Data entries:
---
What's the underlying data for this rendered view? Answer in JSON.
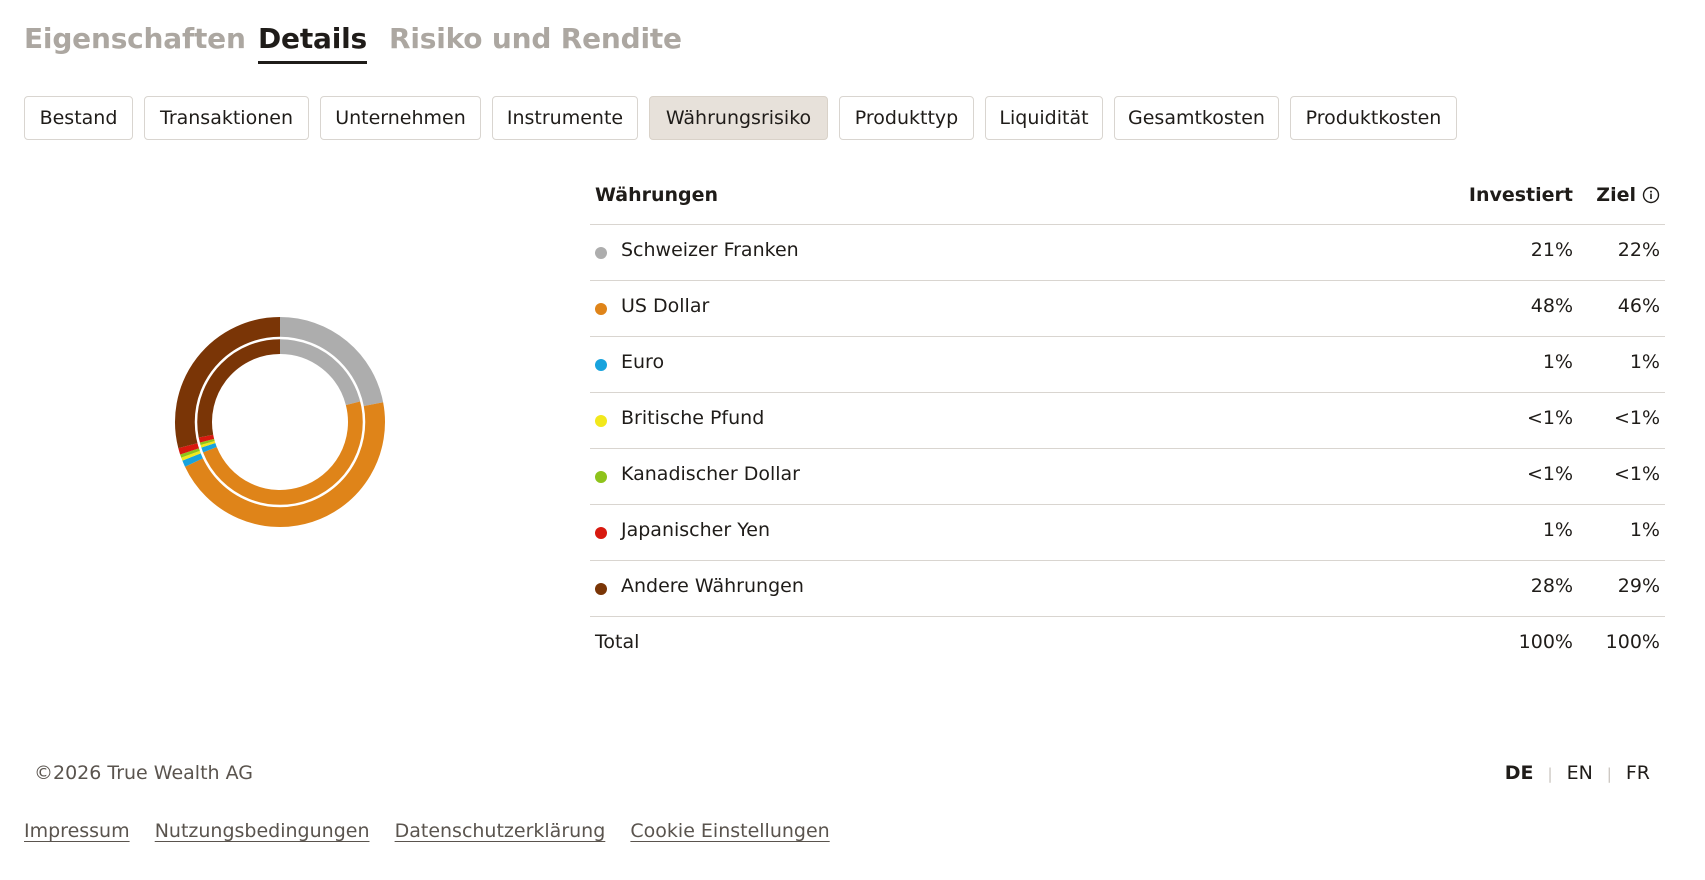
{
  "main_tabs": [
    {
      "label": "Eigenschaften",
      "active": false
    },
    {
      "label": "Details",
      "active": true
    },
    {
      "label": "Risiko und Rendite",
      "active": false
    }
  ],
  "sub_tabs": [
    {
      "label": "Bestand",
      "active": false
    },
    {
      "label": "Transaktionen",
      "active": false
    },
    {
      "label": "Unternehmen",
      "active": false
    },
    {
      "label": "Instrumente",
      "active": false
    },
    {
      "label": "Währungsrisiko",
      "active": true
    },
    {
      "label": "Produkttyp",
      "active": false
    },
    {
      "label": "Liquidität",
      "active": false
    },
    {
      "label": "Gesamtkosten",
      "active": false
    },
    {
      "label": "Produktkosten",
      "active": false
    }
  ],
  "table": {
    "headers": {
      "currency": "Währungen",
      "invested": "Investiert",
      "target": "Ziel"
    },
    "info_icon": "info-icon",
    "rows": [
      {
        "name": "Schweizer Franken",
        "color": "#adadad",
        "invested": "21%",
        "target": "22%"
      },
      {
        "name": "US Dollar",
        "color": "#df8419",
        "invested": "48%",
        "target": "46%"
      },
      {
        "name": "Euro",
        "color": "#18a3dd",
        "invested": "1%",
        "target": "1%"
      },
      {
        "name": "Britische Pfund",
        "color": "#f2e81c",
        "invested": "<1%",
        "target": "<1%"
      },
      {
        "name": "Kanadischer Dollar",
        "color": "#8ec31b",
        "invested": "<1%",
        "target": "<1%"
      },
      {
        "name": "Japanischer Yen",
        "color": "#d8190f",
        "invested": "1%",
        "target": "1%"
      },
      {
        "name": "Andere Währungen",
        "color": "#7a3506",
        "invested": "28%",
        "target": "29%"
      }
    ],
    "total": {
      "label": "Total",
      "invested": "100%",
      "target": "100%"
    }
  },
  "chart_data": {
    "type": "pie",
    "variant": "double-donut",
    "categories": [
      "Schweizer Franken",
      "US Dollar",
      "Euro",
      "Britische Pfund",
      "Kanadischer Dollar",
      "Japanischer Yen",
      "Andere Währungen"
    ],
    "colors": [
      "#adadad",
      "#df8419",
      "#18a3dd",
      "#f2e81c",
      "#8ec31b",
      "#d8190f",
      "#7a3506"
    ],
    "series": [
      {
        "name": "Ziel",
        "ring": "outer",
        "values": [
          22,
          46,
          1,
          0.5,
          0.5,
          1,
          29
        ]
      },
      {
        "name": "Investiert",
        "ring": "inner",
        "values": [
          21,
          48,
          1,
          0.5,
          0.5,
          1,
          28
        ]
      }
    ]
  },
  "footer": {
    "copyright": "©2026 True Wealth AG",
    "languages": [
      {
        "label": "DE",
        "active": true
      },
      {
        "label": "EN",
        "active": false
      },
      {
        "label": "FR",
        "active": false
      }
    ],
    "links": [
      "Impressum",
      "Nutzungsbedingungen",
      "Datenschutzerklärung",
      "Cookie Einstellungen"
    ]
  }
}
---
WHAT YOU HAVE TO DO:
Give back the whole listing as it stands, minus its pictures.

ANSWER TO THIS PROBLEM:
What's the underlying data for this rendered view? Answer in JSON.
{
  "main_tabs": [
    {
      "label": "Eigenschaften",
      "active": false
    },
    {
      "label": "Details",
      "active": true
    },
    {
      "label": "Risiko und Rendite",
      "active": false
    }
  ],
  "sub_tabs": [
    {
      "label": "Bestand",
      "active": false
    },
    {
      "label": "Transaktionen",
      "active": false
    },
    {
      "label": "Unternehmen",
      "active": false
    },
    {
      "label": "Instrumente",
      "active": false
    },
    {
      "label": "Währungsrisiko",
      "active": true
    },
    {
      "label": "Produkttyp",
      "active": false
    },
    {
      "label": "Liquidität",
      "active": false
    },
    {
      "label": "Gesamtkosten",
      "active": false
    },
    {
      "label": "Produktkosten",
      "active": false
    }
  ],
  "table": {
    "headers": {
      "currency": "Währungen",
      "invested": "Investiert",
      "target": "Ziel"
    },
    "info_icon": "info-icon",
    "rows": [
      {
        "name": "Schweizer Franken",
        "color": "#adadad",
        "invested": "21%",
        "target": "22%"
      },
      {
        "name": "US Dollar",
        "color": "#df8419",
        "invested": "48%",
        "target": "46%"
      },
      {
        "name": "Euro",
        "color": "#18a3dd",
        "invested": "1%",
        "target": "1%"
      },
      {
        "name": "Britische Pfund",
        "color": "#f2e81c",
        "invested": "<1%",
        "target": "<1%"
      },
      {
        "name": "Kanadischer Dollar",
        "color": "#8ec31b",
        "invested": "<1%",
        "target": "<1%"
      },
      {
        "name": "Japanischer Yen",
        "color": "#d8190f",
        "invested": "1%",
        "target": "1%"
      },
      {
        "name": "Andere Währungen",
        "color": "#7a3506",
        "invested": "28%",
        "target": "29%"
      }
    ],
    "total": {
      "label": "Total",
      "invested": "100%",
      "target": "100%"
    }
  },
  "chart_data": {
    "type": "pie",
    "variant": "double-donut",
    "categories": [
      "Schweizer Franken",
      "US Dollar",
      "Euro",
      "Britische Pfund",
      "Kanadischer Dollar",
      "Japanischer Yen",
      "Andere Währungen"
    ],
    "colors": [
      "#adadad",
      "#df8419",
      "#18a3dd",
      "#f2e81c",
      "#8ec31b",
      "#d8190f",
      "#7a3506"
    ],
    "series": [
      {
        "name": "Ziel",
        "ring": "outer",
        "values": [
          22,
          46,
          1,
          0.5,
          0.5,
          1,
          29
        ]
      },
      {
        "name": "Investiert",
        "ring": "inner",
        "values": [
          21,
          48,
          1,
          0.5,
          0.5,
          1,
          28
        ]
      }
    ]
  },
  "footer": {
    "copyright": "©2026 True Wealth AG",
    "languages": [
      {
        "label": "DE",
        "active": true
      },
      {
        "label": "EN",
        "active": false
      },
      {
        "label": "FR",
        "active": false
      }
    ],
    "links": [
      "Impressum",
      "Nutzungsbedingungen",
      "Datenschutzerklärung",
      "Cookie Einstellungen"
    ]
  }
}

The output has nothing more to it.